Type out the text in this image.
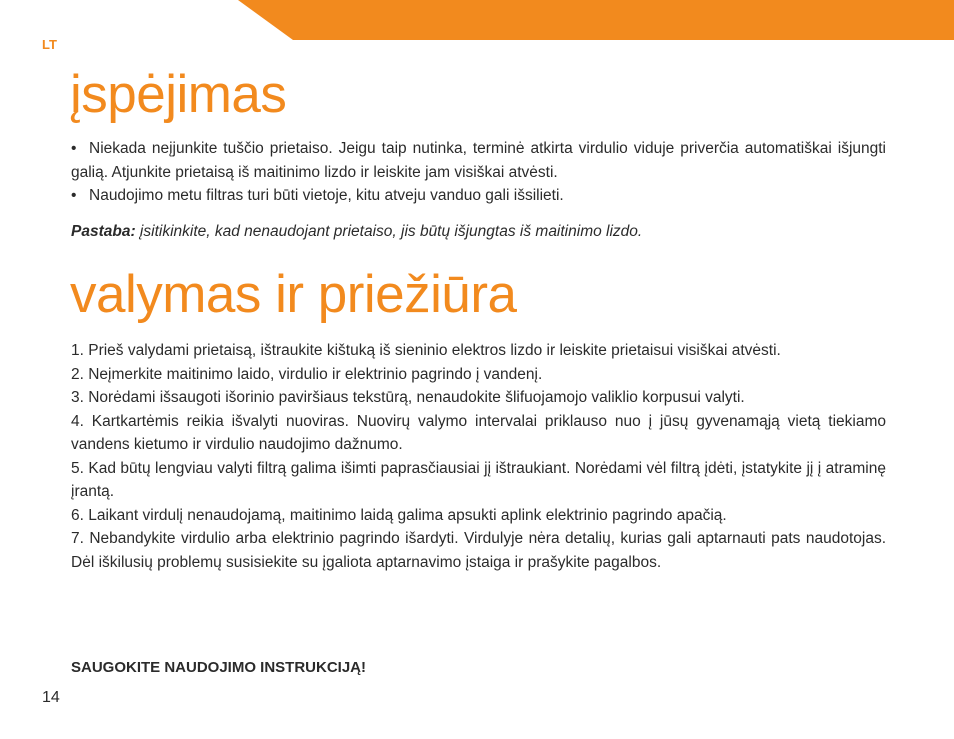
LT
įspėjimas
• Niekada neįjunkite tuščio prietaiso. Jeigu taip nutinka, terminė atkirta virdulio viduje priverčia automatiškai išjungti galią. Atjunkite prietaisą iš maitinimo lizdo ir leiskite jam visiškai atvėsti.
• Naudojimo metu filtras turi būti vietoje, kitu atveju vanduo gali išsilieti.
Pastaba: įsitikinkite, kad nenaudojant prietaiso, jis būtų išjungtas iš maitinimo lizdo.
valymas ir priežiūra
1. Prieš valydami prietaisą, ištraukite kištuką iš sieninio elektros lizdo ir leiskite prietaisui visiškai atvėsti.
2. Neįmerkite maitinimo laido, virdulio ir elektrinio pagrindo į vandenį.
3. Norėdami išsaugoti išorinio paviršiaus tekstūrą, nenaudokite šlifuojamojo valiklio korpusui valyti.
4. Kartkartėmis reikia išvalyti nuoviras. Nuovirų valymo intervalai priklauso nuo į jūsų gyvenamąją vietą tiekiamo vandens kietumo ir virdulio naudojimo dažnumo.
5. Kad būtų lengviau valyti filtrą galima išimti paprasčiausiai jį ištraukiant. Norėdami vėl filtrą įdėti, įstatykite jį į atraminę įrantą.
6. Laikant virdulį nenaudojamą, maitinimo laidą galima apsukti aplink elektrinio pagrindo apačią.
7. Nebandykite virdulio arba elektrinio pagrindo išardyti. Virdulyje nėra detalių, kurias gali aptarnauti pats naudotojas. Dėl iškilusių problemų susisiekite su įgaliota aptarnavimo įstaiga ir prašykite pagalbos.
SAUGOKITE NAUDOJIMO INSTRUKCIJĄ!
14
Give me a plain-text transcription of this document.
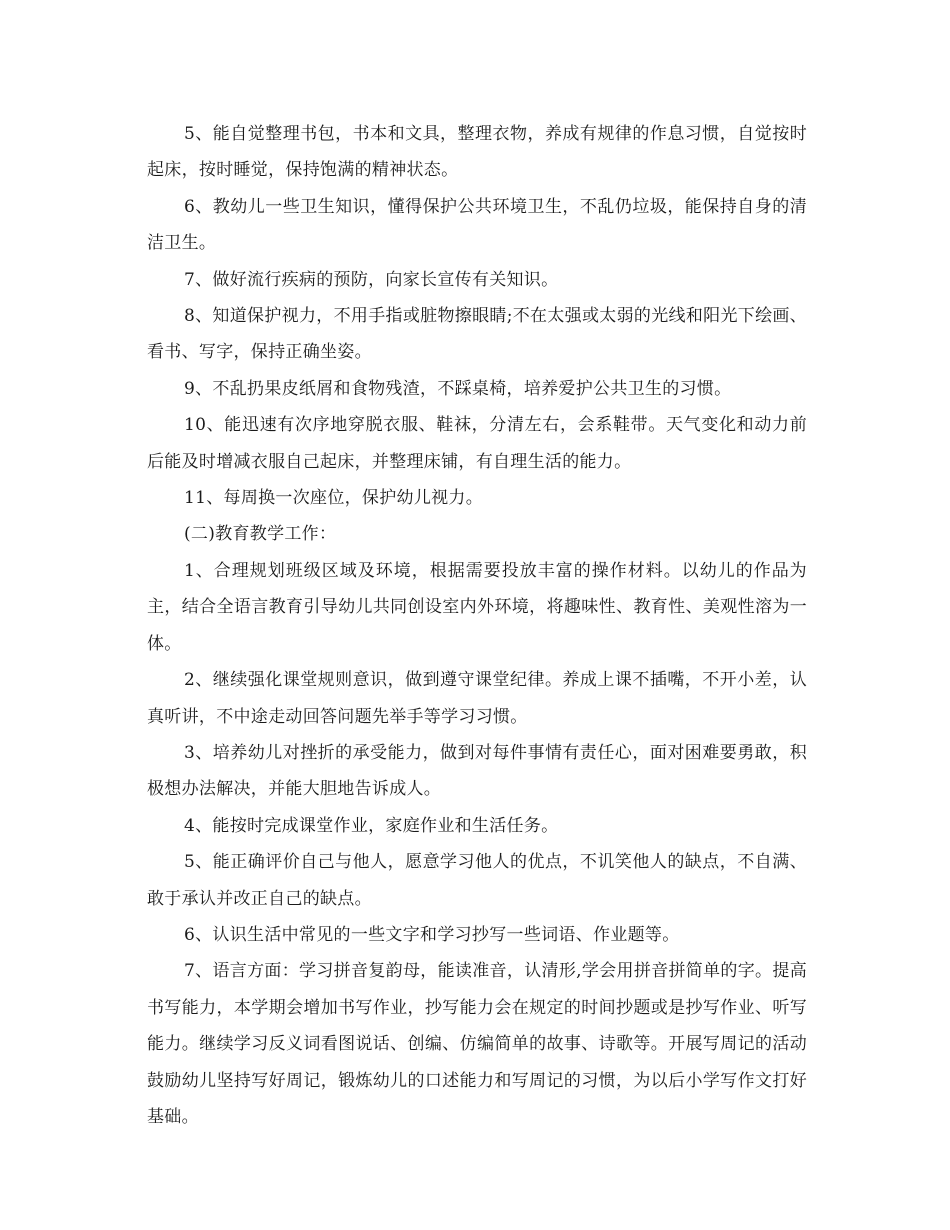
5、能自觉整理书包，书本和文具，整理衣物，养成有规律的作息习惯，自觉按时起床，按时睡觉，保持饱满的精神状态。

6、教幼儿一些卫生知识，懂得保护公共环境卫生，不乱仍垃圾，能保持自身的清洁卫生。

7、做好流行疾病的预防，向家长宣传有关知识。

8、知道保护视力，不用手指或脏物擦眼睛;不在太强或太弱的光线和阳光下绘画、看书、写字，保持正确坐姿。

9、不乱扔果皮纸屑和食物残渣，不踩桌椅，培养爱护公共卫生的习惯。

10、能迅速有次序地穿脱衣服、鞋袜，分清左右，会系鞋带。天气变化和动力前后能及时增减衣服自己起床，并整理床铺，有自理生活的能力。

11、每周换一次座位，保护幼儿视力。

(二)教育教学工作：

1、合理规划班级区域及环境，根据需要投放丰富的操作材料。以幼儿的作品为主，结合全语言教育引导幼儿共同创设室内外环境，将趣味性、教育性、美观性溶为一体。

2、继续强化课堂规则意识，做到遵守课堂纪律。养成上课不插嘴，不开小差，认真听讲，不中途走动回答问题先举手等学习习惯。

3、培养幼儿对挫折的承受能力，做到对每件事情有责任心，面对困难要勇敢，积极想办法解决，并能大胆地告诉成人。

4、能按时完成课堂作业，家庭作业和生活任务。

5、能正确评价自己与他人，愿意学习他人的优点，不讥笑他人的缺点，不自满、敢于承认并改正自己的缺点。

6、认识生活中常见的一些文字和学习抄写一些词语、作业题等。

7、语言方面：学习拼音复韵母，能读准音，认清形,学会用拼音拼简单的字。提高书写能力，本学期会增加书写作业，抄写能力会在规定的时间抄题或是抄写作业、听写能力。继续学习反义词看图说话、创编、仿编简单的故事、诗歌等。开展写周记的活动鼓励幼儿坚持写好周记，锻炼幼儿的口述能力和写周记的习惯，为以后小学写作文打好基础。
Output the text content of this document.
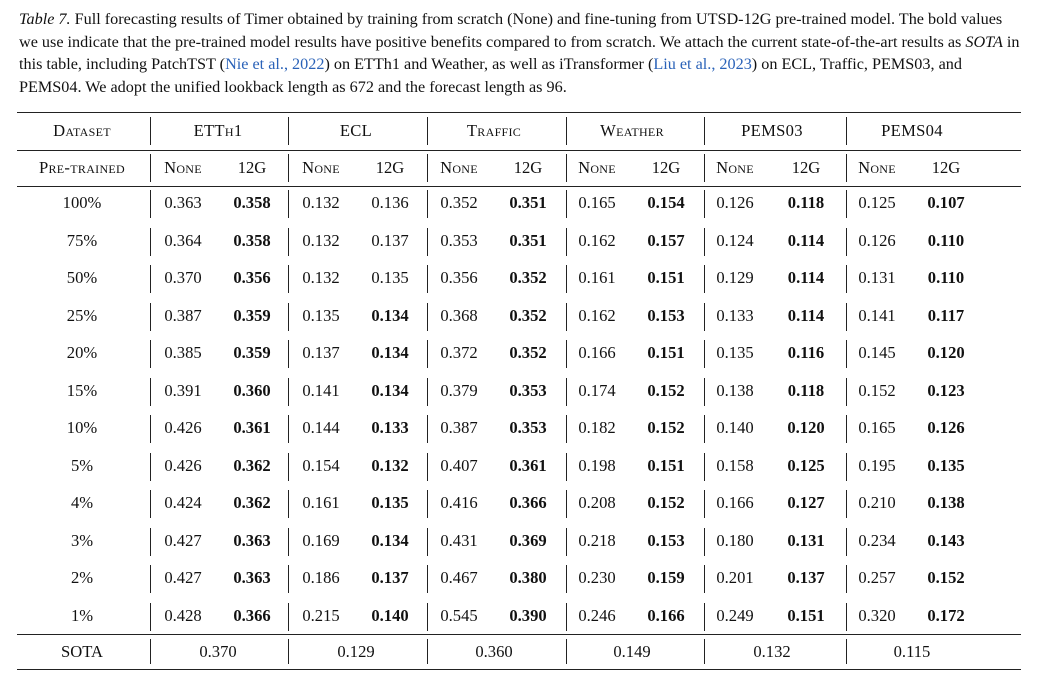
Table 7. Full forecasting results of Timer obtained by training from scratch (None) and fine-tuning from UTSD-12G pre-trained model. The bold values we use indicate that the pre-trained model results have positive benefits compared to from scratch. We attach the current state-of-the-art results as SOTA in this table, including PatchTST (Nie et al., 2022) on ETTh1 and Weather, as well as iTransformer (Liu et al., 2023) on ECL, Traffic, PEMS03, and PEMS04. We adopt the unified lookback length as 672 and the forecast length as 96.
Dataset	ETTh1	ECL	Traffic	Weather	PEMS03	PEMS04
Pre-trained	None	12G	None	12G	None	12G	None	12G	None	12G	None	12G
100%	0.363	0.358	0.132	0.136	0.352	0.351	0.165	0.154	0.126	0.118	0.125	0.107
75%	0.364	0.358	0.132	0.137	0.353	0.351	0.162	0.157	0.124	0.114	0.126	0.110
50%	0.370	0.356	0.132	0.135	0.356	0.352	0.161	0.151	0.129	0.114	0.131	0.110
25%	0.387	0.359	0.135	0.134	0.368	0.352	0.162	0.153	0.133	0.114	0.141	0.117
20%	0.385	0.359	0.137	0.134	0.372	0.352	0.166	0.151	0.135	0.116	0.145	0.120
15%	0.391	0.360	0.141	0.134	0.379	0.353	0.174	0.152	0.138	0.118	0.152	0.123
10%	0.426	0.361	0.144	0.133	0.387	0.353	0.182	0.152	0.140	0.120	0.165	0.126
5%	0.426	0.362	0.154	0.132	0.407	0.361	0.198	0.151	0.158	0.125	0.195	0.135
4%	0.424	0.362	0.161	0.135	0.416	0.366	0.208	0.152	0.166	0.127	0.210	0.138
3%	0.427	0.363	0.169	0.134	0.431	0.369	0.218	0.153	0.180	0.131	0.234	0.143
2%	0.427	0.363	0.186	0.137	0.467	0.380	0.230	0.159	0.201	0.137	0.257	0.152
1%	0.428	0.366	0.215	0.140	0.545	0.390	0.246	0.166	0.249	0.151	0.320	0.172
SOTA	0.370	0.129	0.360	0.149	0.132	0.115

====

> TASK INSTRUCTIONS
Every line above should be repeated exactly; pictures stay out of the copy.

> RESULT FOR THIS TASK
Type out the text in this image.
LT
įspėjimas
• Niekada neįjunkite tuščio prietaiso. Jeigu taip nutinka, terminė atkirta virdulio viduje priverčia automatiškai išjungti galią. Atjunkite prietaisą iš maitinimo lizdo ir leiskite jam visiškai atvėsti.
• Naudojimo metu filtras turi būti vietoje, kitu atveju vanduo gali išsilieti.
Pastaba: įsitikinkite, kad nenaudojant prietaiso, jis būtų išjungtas iš maitinimo lizdo.
valymas ir priežiūra
1. Prieš valydami prietaisą, ištraukite kištuką iš sieninio elektros lizdo ir leiskite prietaisui visiškai atvėsti.
2. Neįmerkite maitinimo laido, virdulio ir elektrinio pagrindo į vandenį.
3. Norėdami išsaugoti išorinio paviršiaus tekstūrą, nenaudokite šlifuojamojo valiklio korpusui valyti.
4. Kartkartėmis reikia išvalyti nuoviras. Nuovirų valymo intervalai priklauso nuo į jūsų gyvenamąją vietą tiekiamo vandens kietumo ir virdulio naudojimo dažnumo.
5. Kad būtų lengviau valyti filtrą galima išimti paprasčiausiai jį ištraukiant. Norėdami vėl filtrą įdėti, įstatykite jį į atraminę įrantą.
6. Laikant virdulį nenaudojamą, maitinimo laidą galima apsukti aplink elektrinio pagrindo apačią.
7. Nebandykite virdulio arba elektrinio pagrindo išardyti. Virdulyje nėra detalių, kurias gali aptarnauti pats naudotojas. Dėl iškilusių problemų susisiekite su įgaliota aptarnavimo įstaiga ir prašykite pagalbos.
SAUGOKITE NAUDOJIMO INSTRUKCIJĄ!
14
Give me a plain-text transcription of this document.
5、能自觉整理书包，书本和文具，整理衣物，养成有规律的作息习惯，自觉按时起床，按时睡觉，保持饱满的精神状态。

6、教幼儿一些卫生知识，懂得保护公共环境卫生，不乱仍垃圾，能保持自身的清洁卫生。

7、做好流行疾病的预防，向家长宣传有关知识。

8、知道保护视力，不用手指或脏物擦眼睛;不在太强或太弱的光线和阳光下绘画、看书、写字，保持正确坐姿。

9、不乱扔果皮纸屑和食物残渣，不踩桌椅，培养爱护公共卫生的习惯。

10、能迅速有次序地穿脱衣服、鞋袜，分清左右，会系鞋带。天气变化和动力前后能及时增减衣服自己起床，并整理床铺，有自理生活的能力。

11、每周换一次座位，保护幼儿视力。

(二)教育教学工作：

1、合理规划班级区域及环境，根据需要投放丰富的操作材料。以幼儿的作品为主，结合全语言教育引导幼儿共同创设室内外环境，将趣味性、教育性、美观性溶为一体。

2、继续强化课堂规则意识，做到遵守课堂纪律。养成上课不插嘴，不开小差，认真听讲，不中途走动回答问题先举手等学习习惯。

3、培养幼儿对挫折的承受能力，做到对每件事情有责任心，面对困难要勇敢，积极想办法解决，并能大胆地告诉成人。

4、能按时完成课堂作业，家庭作业和生活任务。

5、能正确评价自己与他人，愿意学习他人的优点，不讥笑他人的缺点，不自满、敢于承认并改正自己的缺点。

6、认识生活中常见的一些文字和学习抄写一些词语、作业题等。

7、语言方面：学习拼音复韵母，能读准音，认清形,学会用拼音拼简单的字。提高书写能力，本学期会增加书写作业，抄写能力会在规定的时间抄题或是抄写作业、听写能力。继续学习反义词看图说话、创编、仿编简单的故事、诗歌等。开展写周记的活动鼓励幼儿坚持写好周记，锻炼幼儿的口述能力和写周记的习惯，为以后小学写作文打好基础。
Output the text content of this document.
Table 7. Full forecasting results of Timer obtained by training from scratch (None) and fine-tuning from UTSD-12G pre-trained model. The bold values we use indicate that the pre-trained model results have positive benefits compared to from scratch. We attach the current state-of-the-art results as SOTA in this table, including PatchTST (Nie et al., 2022) on ETTh1 and Weather, as well as iTransformer (Liu et al., 2023) on ECL, Traffic, PEMS03, and PEMS04. We adopt the unified lookback length as 672 and the forecast length as 96.
Dataset	ETTh1	ECL	Traffic	Weather	PEMS03	PEMS04
Pre-trained	None	12G	None	12G	None	12G	None	12G	None	12G	None	12G
100%	0.363	0.358	0.132	0.136	0.352	0.351	0.165	0.154	0.126	0.118	0.125	0.107
75%	0.364	0.358	0.132	0.137	0.353	0.351	0.162	0.157	0.124	0.114	0.126	0.110
50%	0.370	0.356	0.132	0.135	0.356	0.352	0.161	0.151	0.129	0.114	0.131	0.110
25%	0.387	0.359	0.135	0.134	0.368	0.352	0.162	0.153	0.133	0.114	0.141	0.117
20%	0.385	0.359	0.137	0.134	0.372	0.352	0.166	0.151	0.135	0.116	0.145	0.120
15%	0.391	0.360	0.141	0.134	0.379	0.353	0.174	0.152	0.138	0.118	0.152	0.123
10%	0.426	0.361	0.144	0.133	0.387	0.353	0.182	0.152	0.140	0.120	0.165	0.126
5%	0.426	0.362	0.154	0.132	0.407	0.361	0.198	0.151	0.158	0.125	0.195	0.135
4%	0.424	0.362	0.161	0.135	0.416	0.366	0.208	0.152	0.166	0.127	0.210	0.138
3%	0.427	0.363	0.169	0.134	0.431	0.369	0.218	0.153	0.180	0.131	0.234	0.143
2%	0.427	0.363	0.186	0.137	0.467	0.380	0.230	0.159	0.201	0.137	0.257	0.152
1%	0.428	0.366	0.215	0.140	0.545	0.390	0.246	0.166	0.249	0.151	0.320	0.172
SOTA	0.370	0.129	0.360	0.149	0.132	0.115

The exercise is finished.